Turn every line of the records below into a numbered list, leaving out any blank lines.

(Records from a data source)
· · ·

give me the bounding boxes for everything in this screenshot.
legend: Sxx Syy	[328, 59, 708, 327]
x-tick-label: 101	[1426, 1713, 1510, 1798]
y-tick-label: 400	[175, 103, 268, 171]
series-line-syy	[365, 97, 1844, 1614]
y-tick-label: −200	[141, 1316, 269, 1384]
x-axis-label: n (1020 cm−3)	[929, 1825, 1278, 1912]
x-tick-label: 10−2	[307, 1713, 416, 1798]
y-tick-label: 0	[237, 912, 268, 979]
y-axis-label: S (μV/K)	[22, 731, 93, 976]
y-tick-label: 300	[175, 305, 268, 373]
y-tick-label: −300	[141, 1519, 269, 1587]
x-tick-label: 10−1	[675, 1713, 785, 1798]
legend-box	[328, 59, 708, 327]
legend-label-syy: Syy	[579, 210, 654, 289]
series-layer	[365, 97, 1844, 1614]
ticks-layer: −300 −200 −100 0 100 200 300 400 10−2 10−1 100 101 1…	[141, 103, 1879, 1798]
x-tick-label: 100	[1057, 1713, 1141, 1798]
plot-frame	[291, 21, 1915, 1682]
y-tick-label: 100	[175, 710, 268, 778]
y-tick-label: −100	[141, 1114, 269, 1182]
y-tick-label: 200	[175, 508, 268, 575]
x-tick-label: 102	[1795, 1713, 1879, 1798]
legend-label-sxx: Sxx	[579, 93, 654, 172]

· · ·

TASK OUTPUT>
1. give me the bounding boxes for everything in this screenshot.
2. legend: Sxx Syy	[328, 59, 708, 327]
3. x-tick-label: 101	[1426, 1713, 1510, 1798]
4. y-tick-label: 400	[175, 103, 268, 171]
5. series-line-syy	[365, 97, 1844, 1614]
6. y-tick-label: −200	[141, 1316, 269, 1384]
7. x-axis-label: n (1020 cm−3)	[929, 1825, 1278, 1912]
8. x-tick-label: 10−2	[307, 1713, 416, 1798]
9. y-tick-label: 0	[237, 912, 268, 979]
10. y-axis-label: S (μV/K)	[22, 731, 93, 976]
11. y-tick-label: 300	[175, 305, 268, 373]
12. y-tick-label: −300	[141, 1519, 269, 1587]
13. x-tick-label: 10−1	[675, 1713, 785, 1798]
14. legend-box	[328, 59, 708, 327]
15. legend-label-syy: Syy	[579, 210, 654, 289]
16. series-layer	[365, 97, 1844, 1614]
17. ticks-layer: −300 −200 −100 0 100 200 300 400 10−2 10−1 100 101 1…	[141, 103, 1879, 1798]
18. x-tick-label: 100	[1057, 1713, 1141, 1798]
19. plot-frame	[291, 21, 1915, 1682]
20. y-tick-label: 100	[175, 710, 268, 778]
21. y-tick-label: −100	[141, 1114, 269, 1182]
22. y-tick-label: 200	[175, 508, 268, 575]
23. x-tick-label: 102	[1795, 1713, 1879, 1798]
24. legend-label-sxx: Sxx	[579, 93, 654, 172]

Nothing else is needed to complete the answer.